Tarea 1> Según el fragmento sobre la despedida de Juan Gabriel, ¿cuántas personas despidieron a El divo de Juárez en Bellas Artes y sus alrededores?
Tarea 2> Prosiga el fragmento sobre Juan Gabriel y las marchas contra el matrimonio entre personas del mismo sexo a partir de su última oración.

Fragmento seleccionado>
⁂

La duda taladra el alma de Gil. Setecientas mil personas despidieron a El divo de Juárez en Bellas Artes y sus alrededores rindiéndole tributo a un gran gay, a la personificación homosexual en los escenarios, a las formas femeninas en el cuerpo de un hombre, en fon.
Tres días después, miles de personas marchan en distintas ciudades de la República contra el matrimonio entre personas del mismo sexo. Algo raro ocurre: cientos de miles adoran al cantante gay y cientos de miles marchan contra la homosexualidad. A Gamés se le hace bolas el engrudo: quizá los unos no son los otros y los que marcharon nunca han oído a Juan Gabriel, ni tienen un disco suyo en sus casas. ¿No hay algo esquizofrénico en esto.

⁂

Ítems proporcionados>
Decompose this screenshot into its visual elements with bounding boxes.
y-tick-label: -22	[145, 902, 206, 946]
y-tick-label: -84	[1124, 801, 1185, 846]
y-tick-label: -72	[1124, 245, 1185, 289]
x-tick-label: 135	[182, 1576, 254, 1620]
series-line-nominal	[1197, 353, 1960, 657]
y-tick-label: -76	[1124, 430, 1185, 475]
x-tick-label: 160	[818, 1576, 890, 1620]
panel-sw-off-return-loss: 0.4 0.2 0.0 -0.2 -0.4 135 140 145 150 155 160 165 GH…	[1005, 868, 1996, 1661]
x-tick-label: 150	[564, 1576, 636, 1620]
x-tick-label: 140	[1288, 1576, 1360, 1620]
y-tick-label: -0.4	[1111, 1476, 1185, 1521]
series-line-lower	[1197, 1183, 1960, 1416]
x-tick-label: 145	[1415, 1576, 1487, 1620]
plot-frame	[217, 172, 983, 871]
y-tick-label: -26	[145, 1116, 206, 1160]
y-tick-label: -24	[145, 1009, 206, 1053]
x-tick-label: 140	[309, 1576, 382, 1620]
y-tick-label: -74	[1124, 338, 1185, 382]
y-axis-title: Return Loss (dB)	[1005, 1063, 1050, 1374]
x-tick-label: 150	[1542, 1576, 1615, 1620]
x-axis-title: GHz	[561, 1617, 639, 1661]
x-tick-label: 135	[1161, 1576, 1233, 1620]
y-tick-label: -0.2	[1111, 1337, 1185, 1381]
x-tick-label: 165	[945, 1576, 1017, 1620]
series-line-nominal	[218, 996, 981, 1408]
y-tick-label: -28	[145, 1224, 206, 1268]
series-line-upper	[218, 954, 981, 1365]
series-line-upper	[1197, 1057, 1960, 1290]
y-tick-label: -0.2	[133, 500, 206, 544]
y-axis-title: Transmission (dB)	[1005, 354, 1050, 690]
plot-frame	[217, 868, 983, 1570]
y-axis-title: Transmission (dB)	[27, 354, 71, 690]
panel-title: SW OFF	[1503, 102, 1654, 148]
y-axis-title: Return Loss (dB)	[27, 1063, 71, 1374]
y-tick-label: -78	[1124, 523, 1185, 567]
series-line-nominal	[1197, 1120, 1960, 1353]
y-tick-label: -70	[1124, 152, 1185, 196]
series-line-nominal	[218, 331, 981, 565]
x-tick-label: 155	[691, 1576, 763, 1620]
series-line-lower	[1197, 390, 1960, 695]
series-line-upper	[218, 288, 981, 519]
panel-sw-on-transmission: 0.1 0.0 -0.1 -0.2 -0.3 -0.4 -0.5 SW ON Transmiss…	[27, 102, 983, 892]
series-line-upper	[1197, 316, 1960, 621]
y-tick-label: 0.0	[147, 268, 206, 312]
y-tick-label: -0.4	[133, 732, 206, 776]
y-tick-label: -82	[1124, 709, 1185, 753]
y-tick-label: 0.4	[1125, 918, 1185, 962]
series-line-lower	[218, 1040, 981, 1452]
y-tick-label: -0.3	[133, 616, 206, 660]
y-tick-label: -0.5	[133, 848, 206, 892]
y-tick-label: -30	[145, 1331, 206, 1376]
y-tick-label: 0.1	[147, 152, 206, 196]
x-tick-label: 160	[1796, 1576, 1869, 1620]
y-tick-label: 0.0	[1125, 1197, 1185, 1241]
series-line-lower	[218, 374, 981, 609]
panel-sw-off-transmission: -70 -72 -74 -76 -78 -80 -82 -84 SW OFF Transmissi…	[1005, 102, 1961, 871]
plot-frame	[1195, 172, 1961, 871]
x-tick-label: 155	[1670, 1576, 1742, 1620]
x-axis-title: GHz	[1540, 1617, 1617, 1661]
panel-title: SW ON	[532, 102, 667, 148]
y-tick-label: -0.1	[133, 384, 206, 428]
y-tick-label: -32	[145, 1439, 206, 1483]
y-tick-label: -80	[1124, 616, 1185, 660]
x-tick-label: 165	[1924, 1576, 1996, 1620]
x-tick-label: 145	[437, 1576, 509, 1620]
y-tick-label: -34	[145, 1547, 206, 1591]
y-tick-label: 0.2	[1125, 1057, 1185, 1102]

⁂

Respuesta 1> Setecientas mil personas.

Respuesta 2>
Gil lo leyó en su periódico MILENIO. Por si quedaba alguna duda de la mano que mece la cuna de las marchas, o la cuna que mece la mano de las marchas: 11 obispos encabezan las marchas en 8 estados.
A duro y dale que la sociedad civil, o como se llame, había convocado a las marchas a favor del "matrimonio natural", que los curas no habían intervenido en forma alguna para salir a las calles y en la hora pública los obispones marchan al frente. En Veracruz, el obispo Luis Felipe Gallardo; en Tamaulipas, José Luis Didildox Martínez (gran nombre); en Durango, el arzobispo José Antonio Hernández; en Puebla, el arzobispo Víctor Sánchez; en Cuernavaca, Ramón Castro; en Toluca, Javier Chavolla; en Tijuana, el arzobispo Francisco Moreno; en Querétaro, Faustino Armendáriz. De estos materiales está hecho el Frente Nacional por la Familia.